> [Stated exercise] Return each line containing the string "P₂F₁".

───── Data provided

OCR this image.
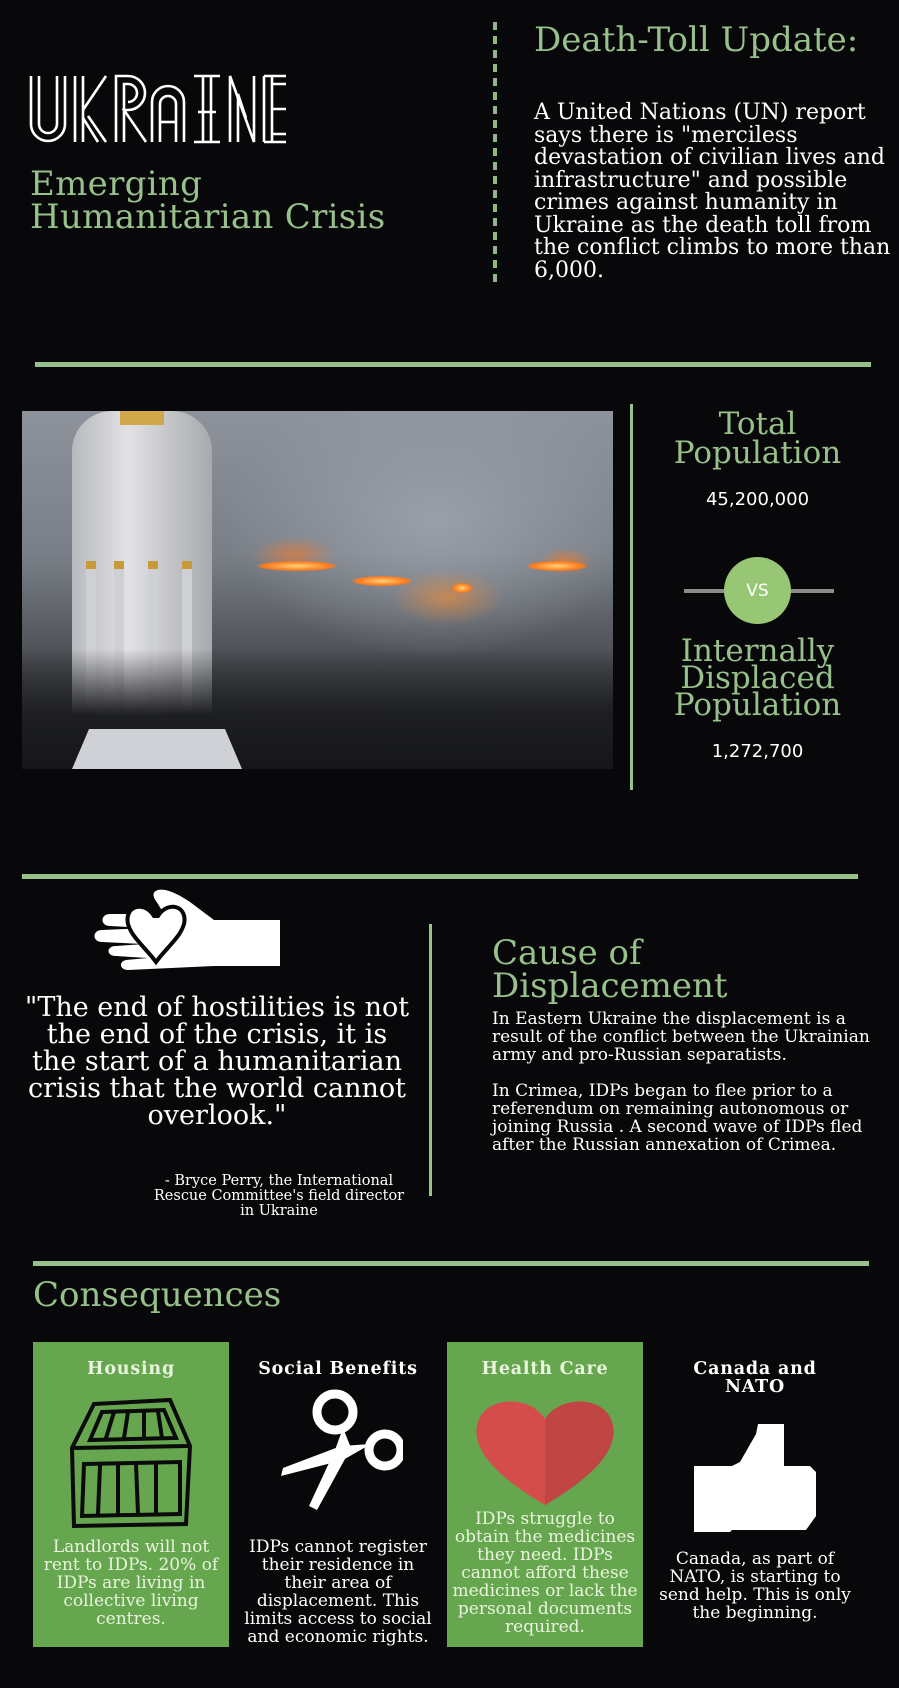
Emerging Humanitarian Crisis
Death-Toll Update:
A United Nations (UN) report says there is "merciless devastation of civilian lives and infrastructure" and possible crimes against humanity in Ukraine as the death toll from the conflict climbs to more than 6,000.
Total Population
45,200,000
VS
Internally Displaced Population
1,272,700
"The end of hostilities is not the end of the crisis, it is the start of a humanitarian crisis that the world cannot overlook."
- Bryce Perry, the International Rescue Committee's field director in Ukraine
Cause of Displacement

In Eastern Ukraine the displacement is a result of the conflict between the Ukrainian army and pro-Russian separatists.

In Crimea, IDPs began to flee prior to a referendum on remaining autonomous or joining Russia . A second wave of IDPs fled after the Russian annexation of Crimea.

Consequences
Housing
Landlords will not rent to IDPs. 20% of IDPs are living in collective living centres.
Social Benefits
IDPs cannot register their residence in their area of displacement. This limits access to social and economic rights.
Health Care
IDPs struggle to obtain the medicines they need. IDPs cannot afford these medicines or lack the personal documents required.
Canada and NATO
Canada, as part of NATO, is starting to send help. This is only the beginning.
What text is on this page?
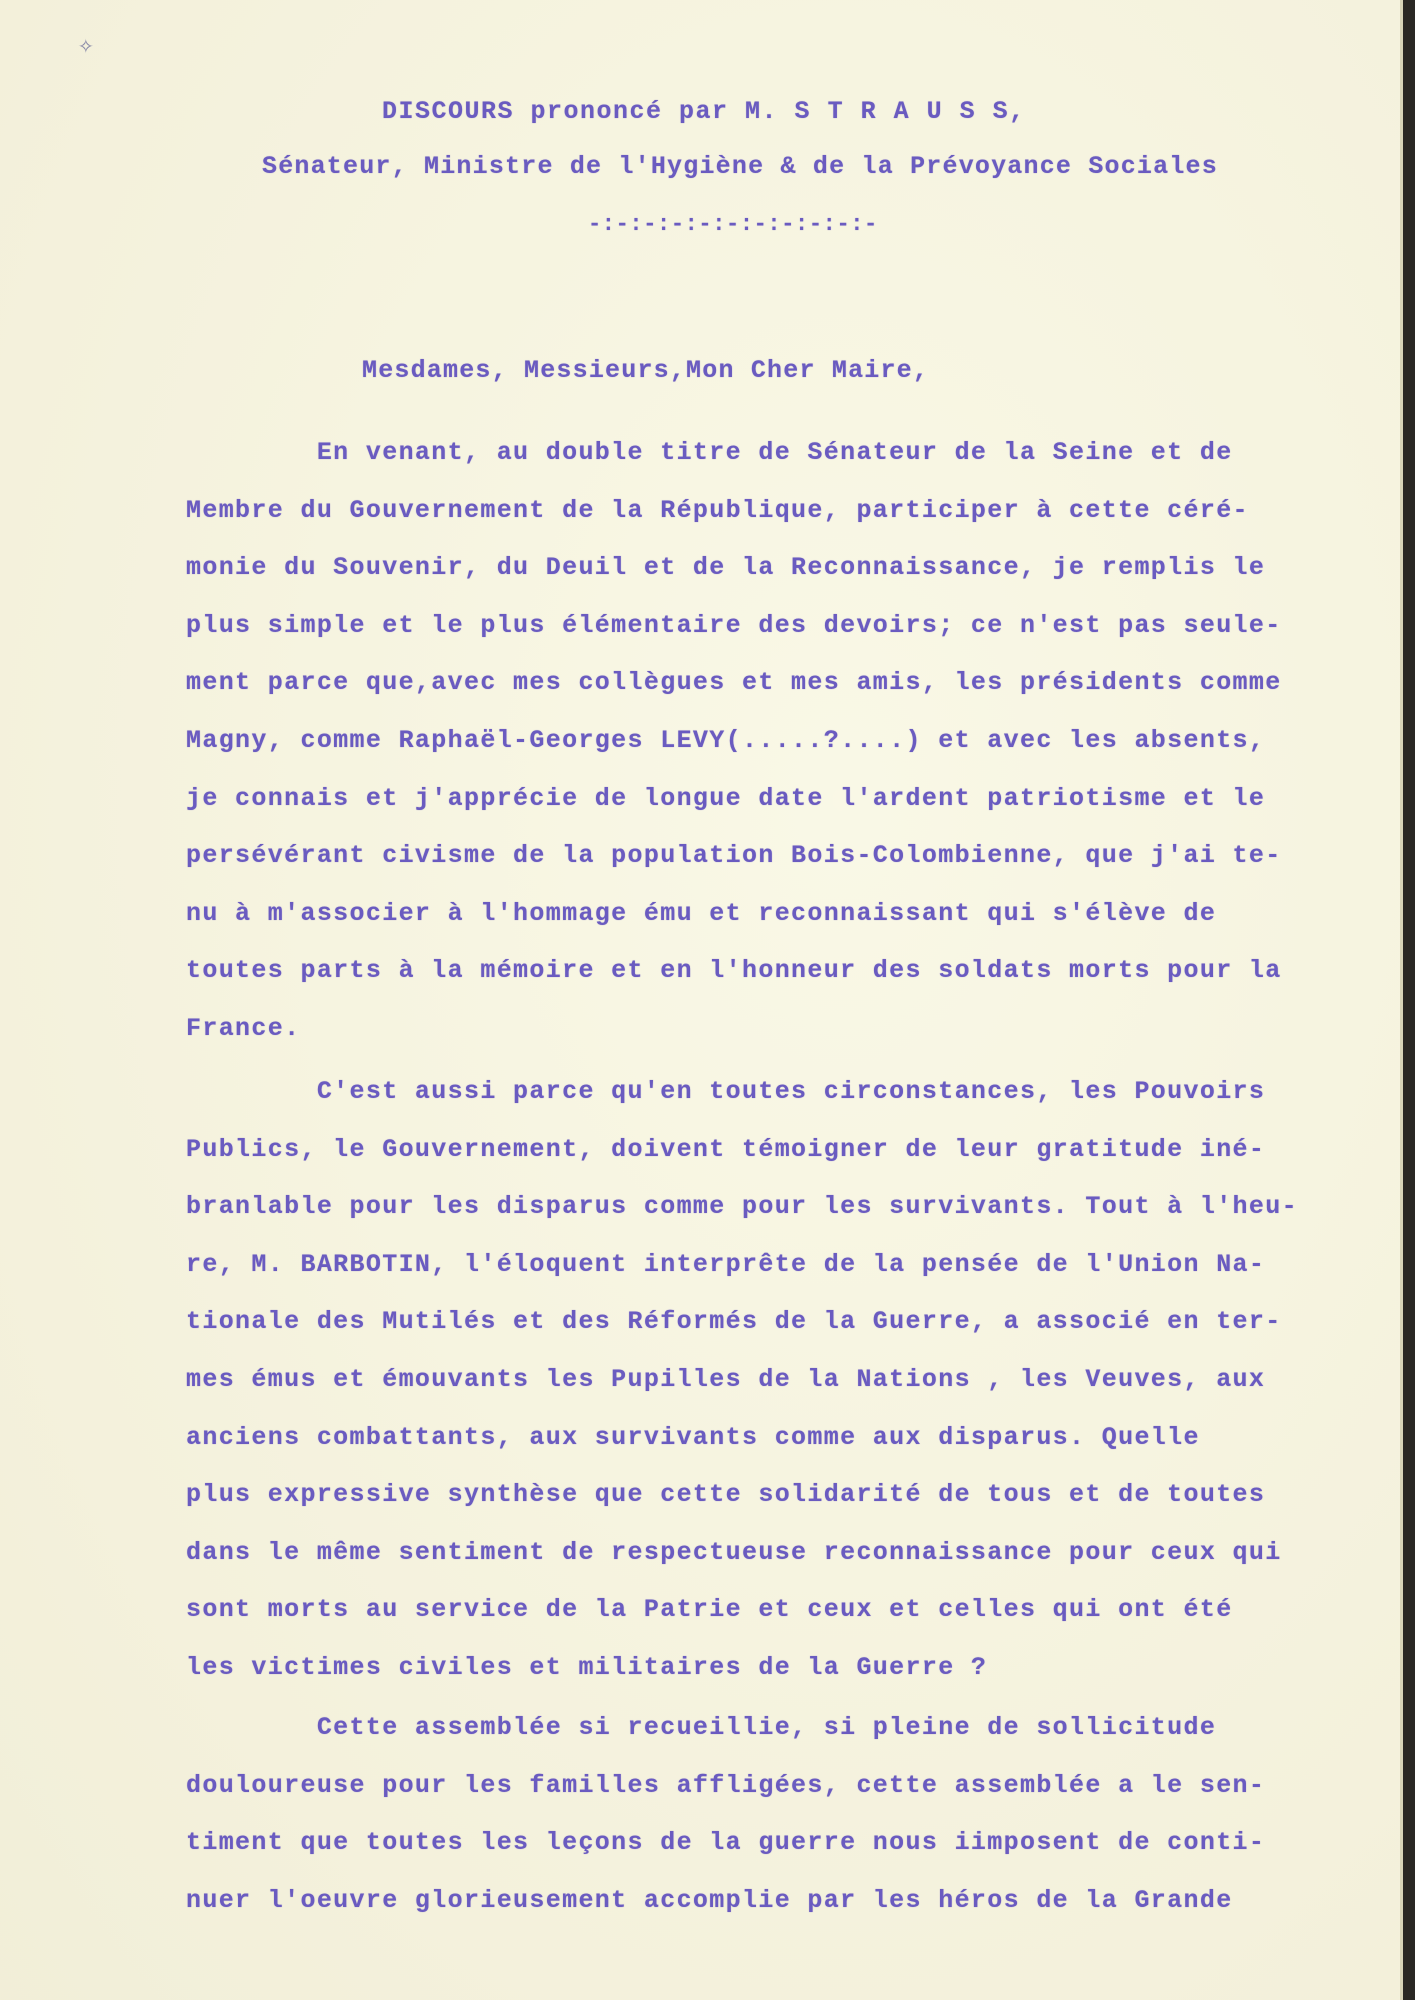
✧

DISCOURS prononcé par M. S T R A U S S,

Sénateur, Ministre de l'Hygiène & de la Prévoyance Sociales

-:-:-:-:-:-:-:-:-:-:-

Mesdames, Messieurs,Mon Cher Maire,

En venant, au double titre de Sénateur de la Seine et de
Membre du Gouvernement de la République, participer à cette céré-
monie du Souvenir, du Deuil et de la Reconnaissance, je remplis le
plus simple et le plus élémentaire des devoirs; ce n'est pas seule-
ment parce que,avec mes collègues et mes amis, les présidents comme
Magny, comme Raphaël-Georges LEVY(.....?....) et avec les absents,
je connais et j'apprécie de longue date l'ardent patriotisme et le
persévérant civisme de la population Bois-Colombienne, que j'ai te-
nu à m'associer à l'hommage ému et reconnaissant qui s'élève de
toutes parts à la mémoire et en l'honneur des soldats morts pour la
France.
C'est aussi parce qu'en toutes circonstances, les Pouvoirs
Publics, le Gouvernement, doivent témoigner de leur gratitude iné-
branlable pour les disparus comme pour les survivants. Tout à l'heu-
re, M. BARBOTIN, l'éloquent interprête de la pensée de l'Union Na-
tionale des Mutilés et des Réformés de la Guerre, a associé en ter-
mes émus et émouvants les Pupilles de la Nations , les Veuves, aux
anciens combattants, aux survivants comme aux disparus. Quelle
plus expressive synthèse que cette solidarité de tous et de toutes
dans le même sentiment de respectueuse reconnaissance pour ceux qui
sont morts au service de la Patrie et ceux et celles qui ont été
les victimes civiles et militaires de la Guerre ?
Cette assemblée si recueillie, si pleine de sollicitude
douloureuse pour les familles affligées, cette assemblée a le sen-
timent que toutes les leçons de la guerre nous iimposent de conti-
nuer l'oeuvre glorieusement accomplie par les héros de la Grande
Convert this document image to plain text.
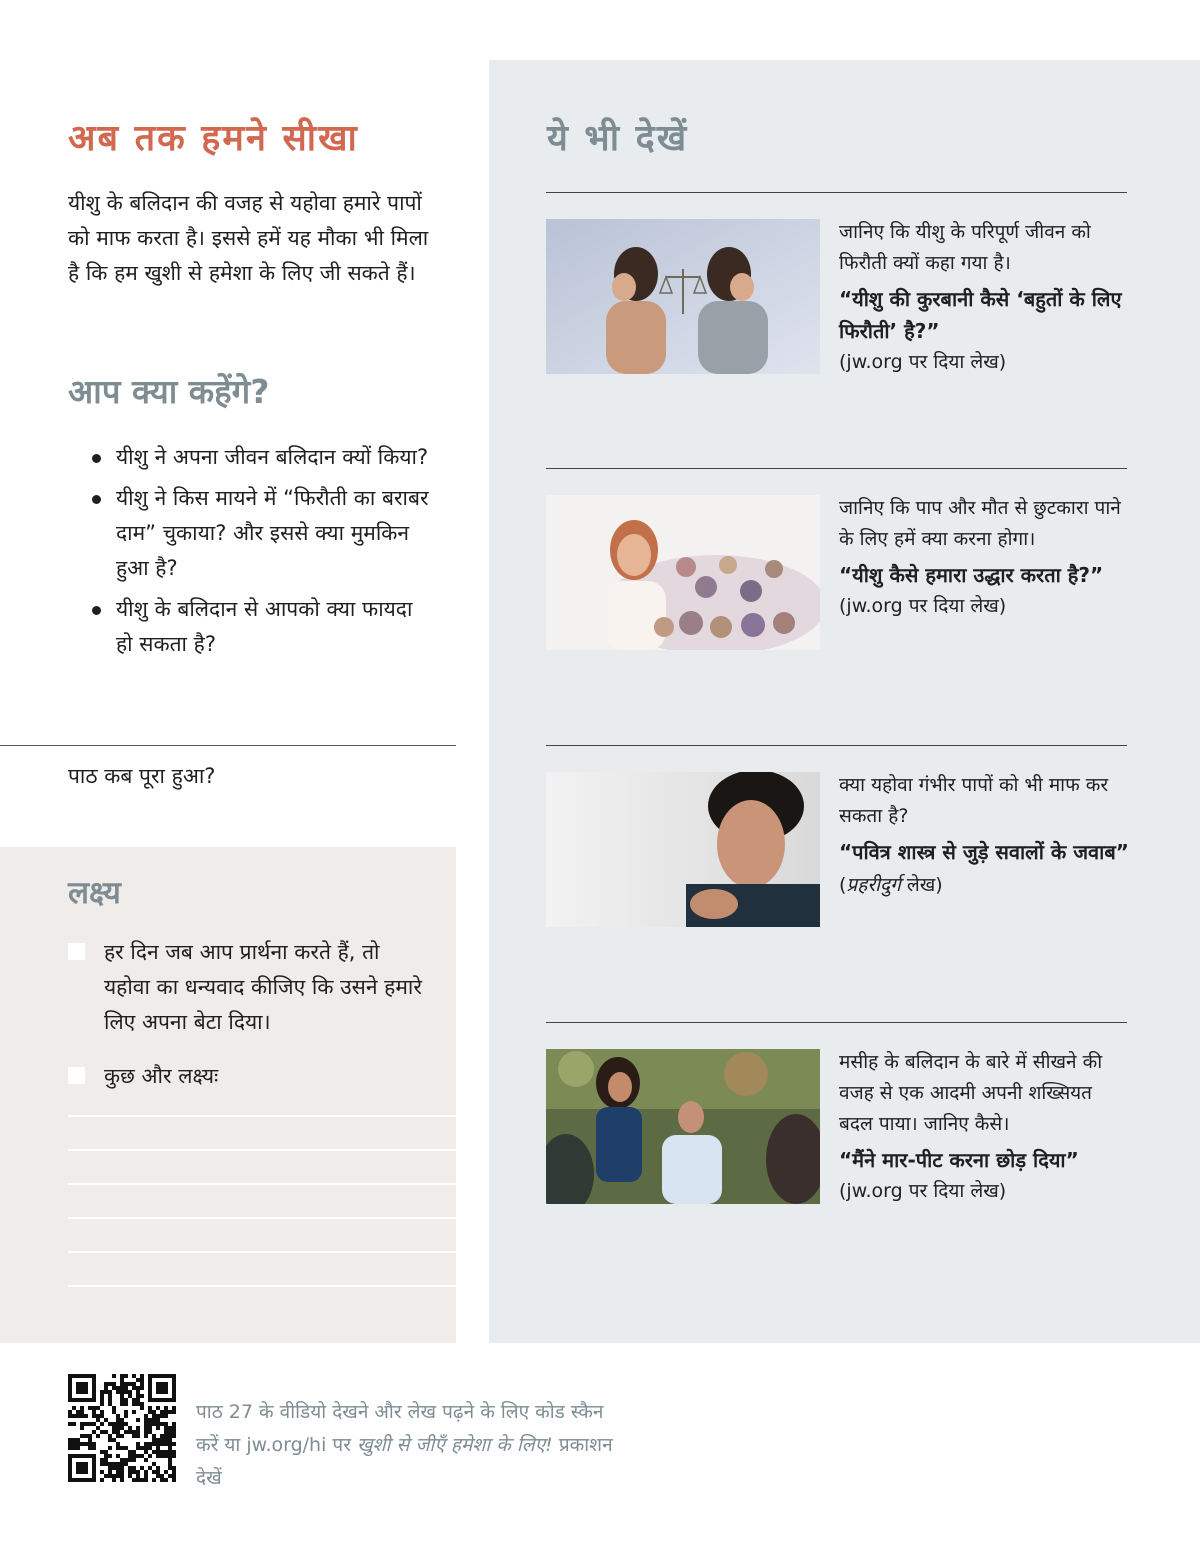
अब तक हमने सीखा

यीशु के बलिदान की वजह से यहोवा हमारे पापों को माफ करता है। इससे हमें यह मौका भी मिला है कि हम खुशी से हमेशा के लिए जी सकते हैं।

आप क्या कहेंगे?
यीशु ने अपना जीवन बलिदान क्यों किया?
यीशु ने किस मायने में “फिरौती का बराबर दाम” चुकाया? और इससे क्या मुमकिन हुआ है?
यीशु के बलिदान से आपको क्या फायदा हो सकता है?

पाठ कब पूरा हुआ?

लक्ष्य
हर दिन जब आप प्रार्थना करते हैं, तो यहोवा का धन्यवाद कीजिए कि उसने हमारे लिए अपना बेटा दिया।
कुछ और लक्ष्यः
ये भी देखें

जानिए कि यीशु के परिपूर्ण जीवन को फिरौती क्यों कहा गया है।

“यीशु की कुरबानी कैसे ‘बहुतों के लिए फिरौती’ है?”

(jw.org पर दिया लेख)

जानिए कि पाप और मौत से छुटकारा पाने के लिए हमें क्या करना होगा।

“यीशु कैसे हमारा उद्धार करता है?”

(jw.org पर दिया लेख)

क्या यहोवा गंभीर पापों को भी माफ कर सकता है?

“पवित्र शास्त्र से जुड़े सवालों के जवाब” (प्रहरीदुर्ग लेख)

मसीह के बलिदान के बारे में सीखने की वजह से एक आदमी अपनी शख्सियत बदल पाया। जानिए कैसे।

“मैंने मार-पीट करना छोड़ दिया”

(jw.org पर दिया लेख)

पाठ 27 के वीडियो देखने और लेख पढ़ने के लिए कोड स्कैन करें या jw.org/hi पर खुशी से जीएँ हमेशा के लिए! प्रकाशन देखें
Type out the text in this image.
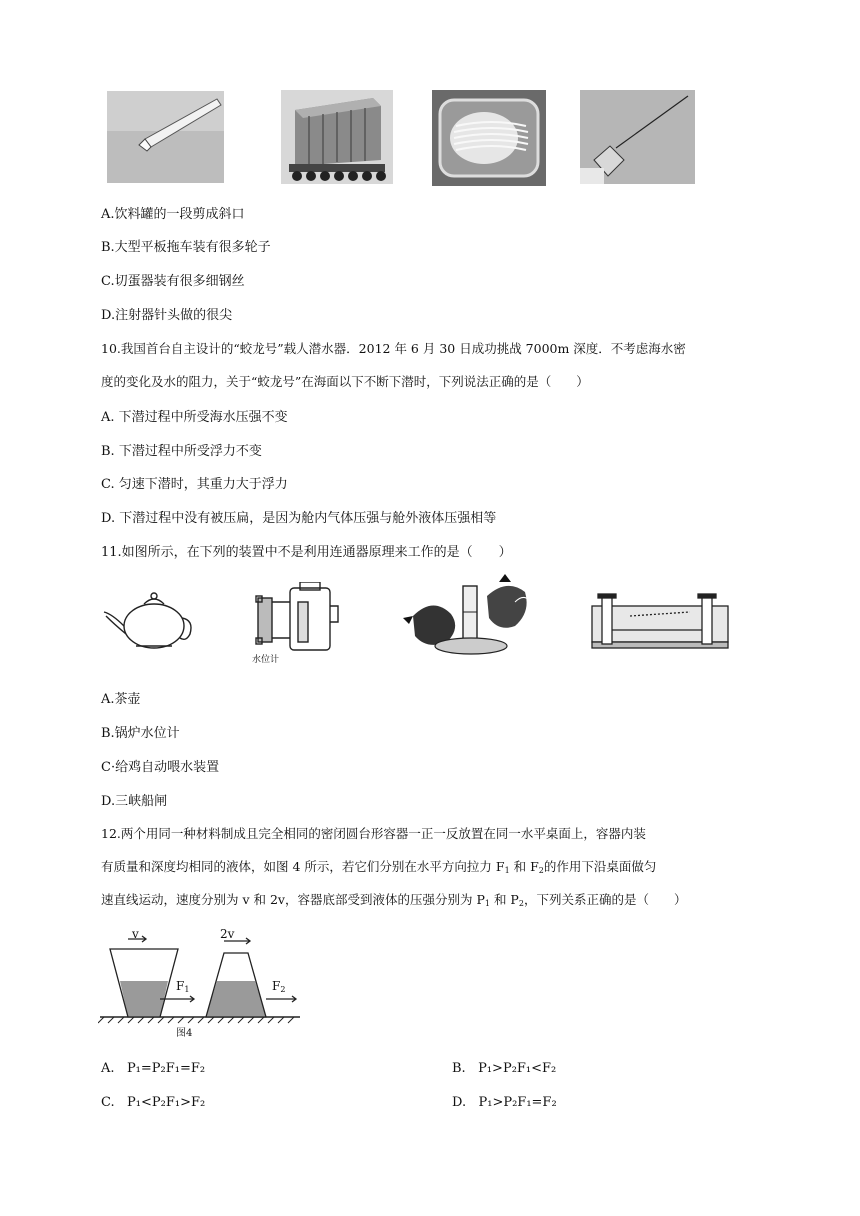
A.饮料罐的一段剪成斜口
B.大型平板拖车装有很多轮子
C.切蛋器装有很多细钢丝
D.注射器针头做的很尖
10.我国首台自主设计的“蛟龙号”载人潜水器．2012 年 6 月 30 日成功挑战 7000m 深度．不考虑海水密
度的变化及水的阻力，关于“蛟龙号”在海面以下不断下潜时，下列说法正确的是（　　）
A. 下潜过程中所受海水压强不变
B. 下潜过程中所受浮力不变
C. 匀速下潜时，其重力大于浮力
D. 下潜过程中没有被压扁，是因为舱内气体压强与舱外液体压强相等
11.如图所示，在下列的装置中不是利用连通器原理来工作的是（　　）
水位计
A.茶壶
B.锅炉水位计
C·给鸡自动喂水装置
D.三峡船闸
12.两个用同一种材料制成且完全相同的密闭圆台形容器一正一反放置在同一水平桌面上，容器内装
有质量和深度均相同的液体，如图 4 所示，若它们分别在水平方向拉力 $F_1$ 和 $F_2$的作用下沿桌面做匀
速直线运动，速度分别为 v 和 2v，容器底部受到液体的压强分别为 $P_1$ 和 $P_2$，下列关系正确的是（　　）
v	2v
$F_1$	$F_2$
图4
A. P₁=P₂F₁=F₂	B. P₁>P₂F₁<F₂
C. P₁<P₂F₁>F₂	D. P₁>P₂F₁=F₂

──────────

> [Response to the exercise]
A. P₁=P₂F₁=F₂	B. P₁>P₂F₁<F₂
C. P₁<P₂F₁>F₂	D. P₁>P₂F₁=F₂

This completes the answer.